> PROBLEM TO WORK ON
Exactly reproduce the lines that follow.

(Raw records)
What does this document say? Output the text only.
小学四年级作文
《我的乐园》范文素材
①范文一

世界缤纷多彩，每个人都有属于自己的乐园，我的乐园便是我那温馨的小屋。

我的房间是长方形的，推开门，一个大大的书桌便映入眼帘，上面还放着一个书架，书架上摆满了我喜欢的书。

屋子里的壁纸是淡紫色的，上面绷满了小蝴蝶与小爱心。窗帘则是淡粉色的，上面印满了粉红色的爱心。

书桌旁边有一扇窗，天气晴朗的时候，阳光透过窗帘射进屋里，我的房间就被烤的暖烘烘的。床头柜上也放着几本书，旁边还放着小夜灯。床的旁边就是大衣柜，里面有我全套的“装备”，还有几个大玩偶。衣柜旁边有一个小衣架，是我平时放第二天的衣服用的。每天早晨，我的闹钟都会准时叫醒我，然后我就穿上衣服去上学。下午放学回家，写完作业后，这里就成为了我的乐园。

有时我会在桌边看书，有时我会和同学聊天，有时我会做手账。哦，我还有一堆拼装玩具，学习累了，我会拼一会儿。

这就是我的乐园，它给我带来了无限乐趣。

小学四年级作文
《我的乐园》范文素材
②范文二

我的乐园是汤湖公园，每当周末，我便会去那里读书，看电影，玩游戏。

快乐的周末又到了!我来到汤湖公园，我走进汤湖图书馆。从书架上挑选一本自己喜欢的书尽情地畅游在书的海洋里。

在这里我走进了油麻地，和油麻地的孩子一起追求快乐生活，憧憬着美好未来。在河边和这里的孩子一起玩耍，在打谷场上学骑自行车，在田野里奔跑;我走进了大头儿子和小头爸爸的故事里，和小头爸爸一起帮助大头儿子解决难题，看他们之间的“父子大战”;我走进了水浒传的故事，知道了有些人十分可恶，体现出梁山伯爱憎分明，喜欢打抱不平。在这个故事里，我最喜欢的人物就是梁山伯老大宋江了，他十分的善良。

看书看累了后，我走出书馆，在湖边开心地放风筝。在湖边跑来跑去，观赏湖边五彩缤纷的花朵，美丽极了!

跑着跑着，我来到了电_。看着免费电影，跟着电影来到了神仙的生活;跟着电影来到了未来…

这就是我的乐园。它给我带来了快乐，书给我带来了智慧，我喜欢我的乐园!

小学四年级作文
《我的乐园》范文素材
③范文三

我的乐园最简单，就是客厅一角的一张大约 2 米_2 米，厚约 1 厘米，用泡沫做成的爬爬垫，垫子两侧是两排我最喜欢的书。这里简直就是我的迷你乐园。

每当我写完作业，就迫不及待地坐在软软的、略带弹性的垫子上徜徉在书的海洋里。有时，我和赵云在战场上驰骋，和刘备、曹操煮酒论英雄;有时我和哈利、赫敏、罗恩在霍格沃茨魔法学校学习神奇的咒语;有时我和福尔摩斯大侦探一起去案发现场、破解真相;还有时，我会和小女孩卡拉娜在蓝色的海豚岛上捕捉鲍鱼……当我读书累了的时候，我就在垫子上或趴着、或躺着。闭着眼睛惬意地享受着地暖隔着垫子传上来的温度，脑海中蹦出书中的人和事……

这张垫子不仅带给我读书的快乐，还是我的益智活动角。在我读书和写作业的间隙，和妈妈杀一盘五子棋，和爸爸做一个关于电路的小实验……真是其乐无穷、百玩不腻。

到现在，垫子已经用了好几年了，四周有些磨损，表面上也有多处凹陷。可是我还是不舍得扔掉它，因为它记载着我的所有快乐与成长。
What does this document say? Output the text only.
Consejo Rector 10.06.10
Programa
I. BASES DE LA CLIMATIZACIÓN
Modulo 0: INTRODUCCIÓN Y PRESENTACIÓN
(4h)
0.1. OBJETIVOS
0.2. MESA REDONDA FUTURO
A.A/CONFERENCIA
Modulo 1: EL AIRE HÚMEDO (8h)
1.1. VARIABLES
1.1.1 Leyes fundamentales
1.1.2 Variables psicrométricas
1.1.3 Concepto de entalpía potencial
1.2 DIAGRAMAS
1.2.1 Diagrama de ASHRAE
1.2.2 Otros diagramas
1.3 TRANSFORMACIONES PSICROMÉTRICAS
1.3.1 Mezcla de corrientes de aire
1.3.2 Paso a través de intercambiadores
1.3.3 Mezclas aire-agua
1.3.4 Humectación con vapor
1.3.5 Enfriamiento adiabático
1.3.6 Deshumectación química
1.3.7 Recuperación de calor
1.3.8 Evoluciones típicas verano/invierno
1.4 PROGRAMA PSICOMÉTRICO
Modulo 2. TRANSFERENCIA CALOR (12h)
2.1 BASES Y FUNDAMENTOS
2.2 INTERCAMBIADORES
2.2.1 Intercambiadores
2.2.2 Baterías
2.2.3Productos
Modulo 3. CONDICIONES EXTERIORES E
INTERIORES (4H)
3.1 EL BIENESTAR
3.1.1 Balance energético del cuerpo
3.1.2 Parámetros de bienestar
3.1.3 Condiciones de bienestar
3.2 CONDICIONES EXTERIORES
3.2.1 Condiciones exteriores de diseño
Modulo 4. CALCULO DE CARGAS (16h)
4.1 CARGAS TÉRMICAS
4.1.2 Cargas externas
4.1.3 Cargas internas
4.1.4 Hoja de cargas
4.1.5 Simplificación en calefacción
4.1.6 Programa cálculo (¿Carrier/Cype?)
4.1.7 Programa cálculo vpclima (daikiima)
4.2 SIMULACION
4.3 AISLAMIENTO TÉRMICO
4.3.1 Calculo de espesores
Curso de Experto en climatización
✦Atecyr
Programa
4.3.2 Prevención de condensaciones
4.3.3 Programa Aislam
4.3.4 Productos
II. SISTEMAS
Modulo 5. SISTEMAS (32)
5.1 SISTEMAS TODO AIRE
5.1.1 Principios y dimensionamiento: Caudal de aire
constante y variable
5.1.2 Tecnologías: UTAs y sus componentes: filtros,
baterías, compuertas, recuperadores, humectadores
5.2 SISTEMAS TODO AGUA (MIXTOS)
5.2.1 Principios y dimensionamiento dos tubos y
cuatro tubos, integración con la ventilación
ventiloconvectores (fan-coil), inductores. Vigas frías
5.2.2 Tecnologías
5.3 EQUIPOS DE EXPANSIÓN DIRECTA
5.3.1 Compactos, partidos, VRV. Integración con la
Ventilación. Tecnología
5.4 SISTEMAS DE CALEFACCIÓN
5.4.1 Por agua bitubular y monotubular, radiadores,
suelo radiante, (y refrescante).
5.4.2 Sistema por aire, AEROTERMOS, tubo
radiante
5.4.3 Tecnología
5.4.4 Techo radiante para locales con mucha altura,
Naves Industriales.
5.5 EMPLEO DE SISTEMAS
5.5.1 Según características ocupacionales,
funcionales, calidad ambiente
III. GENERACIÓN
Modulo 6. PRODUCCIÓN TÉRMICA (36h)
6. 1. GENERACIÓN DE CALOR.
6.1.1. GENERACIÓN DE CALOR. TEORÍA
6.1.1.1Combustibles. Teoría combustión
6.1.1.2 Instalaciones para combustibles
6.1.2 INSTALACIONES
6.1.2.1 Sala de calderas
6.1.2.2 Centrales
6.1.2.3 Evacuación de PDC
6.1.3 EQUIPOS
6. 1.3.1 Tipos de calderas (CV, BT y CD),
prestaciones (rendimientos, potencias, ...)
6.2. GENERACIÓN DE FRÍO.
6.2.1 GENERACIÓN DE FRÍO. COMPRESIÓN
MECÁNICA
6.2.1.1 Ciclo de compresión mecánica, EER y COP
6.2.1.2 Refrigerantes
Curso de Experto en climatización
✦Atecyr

> RESULT
What does this document say? Output the text only.
小学四年级作文
《我的乐园》范文素材
①范文一

世界缤纷多彩，每个人都有属于自己的乐园，我的乐园便是我那温馨的小屋。

我的房间是长方形的，推开门，一个大大的书桌便映入眼帘，上面还放着一个书架，书架上摆满了我喜欢的书。

屋子里的壁纸是淡紫色的，上面绷满了小蝴蝶与小爱心。窗帘则是淡粉色的，上面印满了粉红色的爱心。

书桌旁边有一扇窗，天气晴朗的时候，阳光透过窗帘射进屋里，我的房间就被烤的暖烘烘的。床头柜上也放着几本书，旁边还放着小夜灯。床的旁边就是大衣柜，里面有我全套的“装备”，还有几个大玩偶。衣柜旁边有一个小衣架，是我平时放第二天的衣服用的。每天早晨，我的闹钟都会准时叫醒我，然后我就穿上衣服去上学。下午放学回家，写完作业后，这里就成为了我的乐园。

有时我会在桌边看书，有时我会和同学聊天，有时我会做手账。哦，我还有一堆拼装玩具，学习累了，我会拼一会儿。

这就是我的乐园，它给我带来了无限乐趣。

小学四年级作文
《我的乐园》范文素材
②范文二

我的乐园是汤湖公园，每当周末，我便会去那里读书，看电影，玩游戏。

快乐的周末又到了!我来到汤湖公园，我走进汤湖图书馆。从书架上挑选一本自己喜欢的书尽情地畅游在书的海洋里。

在这里我走进了油麻地，和油麻地的孩子一起追求快乐生活，憧憬着美好未来。在河边和这里的孩子一起玩耍，在打谷场上学骑自行车，在田野里奔跑;我走进了大头儿子和小头爸爸的故事里，和小头爸爸一起帮助大头儿子解决难题，看他们之间的“父子大战”;我走进了水浒传的故事，知道了有些人十分可恶，体现出梁山伯爱憎分明，喜欢打抱不平。在这个故事里，我最喜欢的人物就是梁山伯老大宋江了，他十分的善良。

看书看累了后，我走出书馆，在湖边开心地放风筝。在湖边跑来跑去，观赏湖边五彩缤纷的花朵，美丽极了!

跑着跑着，我来到了电_。看着免费电影，跟着电影来到了神仙的生活;跟着电影来到了未来…

这就是我的乐园。它给我带来了快乐，书给我带来了智慧，我喜欢我的乐园!

小学四年级作文
《我的乐园》范文素材
③范文三

我的乐园最简单，就是客厅一角的一张大约 2 米_2 米，厚约 1 厘米，用泡沫做成的爬爬垫，垫子两侧是两排我最喜欢的书。这里简直就是我的迷你乐园。

每当我写完作业，就迫不及待地坐在软软的、略带弹性的垫子上徜徉在书的海洋里。有时，我和赵云在战场上驰骋，和刘备、曹操煮酒论英雄;有时我和哈利、赫敏、罗恩在霍格沃茨魔法学校学习神奇的咒语;有时我和福尔摩斯大侦探一起去案发现场、破解真相;还有时，我会和小女孩卡拉娜在蓝色的海豚岛上捕捉鲍鱼……当我读书累了的时候，我就在垫子上或趴着、或躺着。闭着眼睛惬意地享受着地暖隔着垫子传上来的温度，脑海中蹦出书中的人和事……

这张垫子不仅带给我读书的快乐，还是我的益智活动角。在我读书和写作业的间隙，和妈妈杀一盘五子棋，和爸爸做一个关于电路的小实验……真是其乐无穷、百玩不腻。

到现在，垫子已经用了好几年了，四周有些磨损，表面上也有多处凹陷。可是我还是不舍得扔掉它，因为它记载着我的所有快乐与成长。
What does this document say? Output the text only.
Consejo Rector 10.06.10
Programa
I. BASES DE LA CLIMATIZACIÓN
Modulo 0: INTRODUCCIÓN Y PRESENTACIÓN
(4h)
0.1. OBJETIVOS
0.2. MESA REDONDA FUTURO
A.A/CONFERENCIA
Modulo 1: EL AIRE HÚMEDO (8h)
1.1. VARIABLES
1.1.1 Leyes fundamentales
1.1.2 Variables psicrométricas
1.1.3 Concepto de entalpía potencial
1.2 DIAGRAMAS
1.2.1 Diagrama de ASHRAE
1.2.2 Otros diagramas
1.3 TRANSFORMACIONES PSICROMÉTRICAS
1.3.1 Mezcla de corrientes de aire
1.3.2 Paso a través de intercambiadores
1.3.3 Mezclas aire-agua
1.3.4 Humectación con vapor
1.3.5 Enfriamiento adiabático
1.3.6 Deshumectación química
1.3.7 Recuperación de calor
1.3.8 Evoluciones típicas verano/invierno
1.4 PROGRAMA PSICOMÉTRICO
Modulo 2. TRANSFERENCIA CALOR (12h)
2.1 BASES Y FUNDAMENTOS
2.2 INTERCAMBIADORES
2.2.1 Intercambiadores
2.2.2 Baterías
2.2.3Productos
Modulo 3. CONDICIONES EXTERIORES E
INTERIORES (4H)
3.1 EL BIENESTAR
3.1.1 Balance energético del cuerpo
3.1.2 Parámetros de bienestar
3.1.3 Condiciones de bienestar
3.2 CONDICIONES EXTERIORES
3.2.1 Condiciones exteriores de diseño
Modulo 4. CALCULO DE CARGAS (16h)
4.1 CARGAS TÉRMICAS
4.1.2 Cargas externas
4.1.3 Cargas internas
4.1.4 Hoja de cargas
4.1.5 Simplificación en calefacción
4.1.6 Programa cálculo (¿Carrier/Cype?)
4.1.7 Programa cálculo vpclima (daikiima)
4.2 SIMULACION
4.3 AISLAMIENTO TÉRMICO
4.3.1 Calculo de espesores
Curso de Experto en climatización
✦Atecyr
Programa
4.3.2 Prevención de condensaciones
4.3.3 Programa Aislam
4.3.4 Productos
II. SISTEMAS
Modulo 5. SISTEMAS (32)
5.1 SISTEMAS TODO AIRE
5.1.1 Principios y dimensionamiento: Caudal de aire
constante y variable
5.1.2 Tecnologías: UTAs y sus componentes: filtros,
baterías, compuertas, recuperadores, humectadores
5.2 SISTEMAS TODO AGUA (MIXTOS)
5.2.1 Principios y dimensionamiento dos tubos y
cuatro tubos, integración con la ventilación
ventiloconvectores (fan-coil), inductores. Vigas frías
5.2.2 Tecnologías
5.3 EQUIPOS DE EXPANSIÓN DIRECTA
5.3.1 Compactos, partidos, VRV. Integración con la
Ventilación. Tecnología
5.4 SISTEMAS DE CALEFACCIÓN
5.4.1 Por agua bitubular y monotubular, radiadores,
suelo radiante, (y refrescante).
5.4.2 Sistema por aire, AEROTERMOS, tubo
radiante
5.4.3 Tecnología
5.4.4 Techo radiante para locales con mucha altura,
Naves Industriales.
5.5 EMPLEO DE SISTEMAS
5.5.1 Según características ocupacionales,
funcionales, calidad ambiente
III. GENERACIÓN
Modulo 6. PRODUCCIÓN TÉRMICA (36h)
6. 1. GENERACIÓN DE CALOR.
6.1.1. GENERACIÓN DE CALOR. TEORÍA
6.1.1.1Combustibles. Teoría combustión
6.1.1.2 Instalaciones para combustibles
6.1.2 INSTALACIONES
6.1.2.1 Sala de calderas
6.1.2.2 Centrales
6.1.2.3 Evacuación de PDC
6.1.3 EQUIPOS
6. 1.3.1 Tipos de calderas (CV, BT y CD),
prestaciones (rendimientos, potencias, ...)
6.2. GENERACIÓN DE FRÍO.
6.2.1 GENERACIÓN DE FRÍO. COMPRESIÓN
MECÁNICA
6.2.1.1 Ciclo de compresión mecánica, EER y COP
6.2.1.2 Refrigerantes
Curso de Experto en climatización
✦Atecyr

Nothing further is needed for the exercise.